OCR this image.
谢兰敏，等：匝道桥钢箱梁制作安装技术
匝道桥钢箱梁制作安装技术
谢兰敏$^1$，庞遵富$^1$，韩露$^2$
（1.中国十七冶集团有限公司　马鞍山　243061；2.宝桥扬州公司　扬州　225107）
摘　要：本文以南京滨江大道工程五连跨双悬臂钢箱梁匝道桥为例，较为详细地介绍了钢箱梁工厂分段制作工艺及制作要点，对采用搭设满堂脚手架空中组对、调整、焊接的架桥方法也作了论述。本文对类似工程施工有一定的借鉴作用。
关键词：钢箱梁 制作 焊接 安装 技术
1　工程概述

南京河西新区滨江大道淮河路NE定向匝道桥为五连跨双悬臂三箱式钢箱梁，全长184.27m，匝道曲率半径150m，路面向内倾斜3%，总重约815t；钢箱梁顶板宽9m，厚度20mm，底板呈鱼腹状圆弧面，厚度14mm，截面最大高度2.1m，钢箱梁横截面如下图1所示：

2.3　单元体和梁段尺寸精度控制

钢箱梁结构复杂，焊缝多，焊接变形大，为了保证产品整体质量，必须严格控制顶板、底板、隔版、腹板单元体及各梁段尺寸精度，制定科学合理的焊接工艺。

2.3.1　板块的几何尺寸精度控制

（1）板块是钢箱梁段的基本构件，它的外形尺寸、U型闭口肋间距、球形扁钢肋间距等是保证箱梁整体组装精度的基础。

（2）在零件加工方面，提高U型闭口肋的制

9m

————————

> **Description of the task**: Please reproduce the entire listing, exactly as shown.

> **Expected answer**:
OCR this image.
谢兰敏，等：匝道桥钢箱梁制作安装技术
匝道桥钢箱梁制作安装技术
谢兰敏$^1$，庞遵富$^1$，韩露$^2$
（1.中国十七冶集团有限公司　马鞍山　243061；2.宝桥扬州公司　扬州　225107）
摘　要：本文以南京滨江大道工程五连跨双悬臂钢箱梁匝道桥为例，较为详细地介绍了钢箱梁工厂分段制作工艺及制作要点，对采用搭设满堂脚手架空中组对、调整、焊接的架桥方法也作了论述。本文对类似工程施工有一定的借鉴作用。
关键词：钢箱梁 制作 焊接 安装 技术
1　工程概述

南京河西新区滨江大道淮河路NE定向匝道桥为五连跨双悬臂三箱式钢箱梁，全长184.27m，匝道曲率半径150m，路面向内倾斜3%，总重约815t；钢箱梁顶板宽9m，厚度20mm，底板呈鱼腹状圆弧面，厚度14mm，截面最大高度2.1m，钢箱梁横截面如下图1所示：

2.3　单元体和梁段尺寸精度控制

钢箱梁结构复杂，焊缝多，焊接变形大，为了保证产品整体质量，必须严格控制顶板、底板、隔版、腹板单元体及各梁段尺寸精度，制定科学合理的焊接工艺。

2.3.1　板块的几何尺寸精度控制

（1）板块是钢箱梁段的基本构件，它的外形尺寸、U型闭口肋间距、球形扁钢肋间距等是保证箱梁整体组装精度的基础。

（2）在零件加工方面，提高U型闭口肋的制

9m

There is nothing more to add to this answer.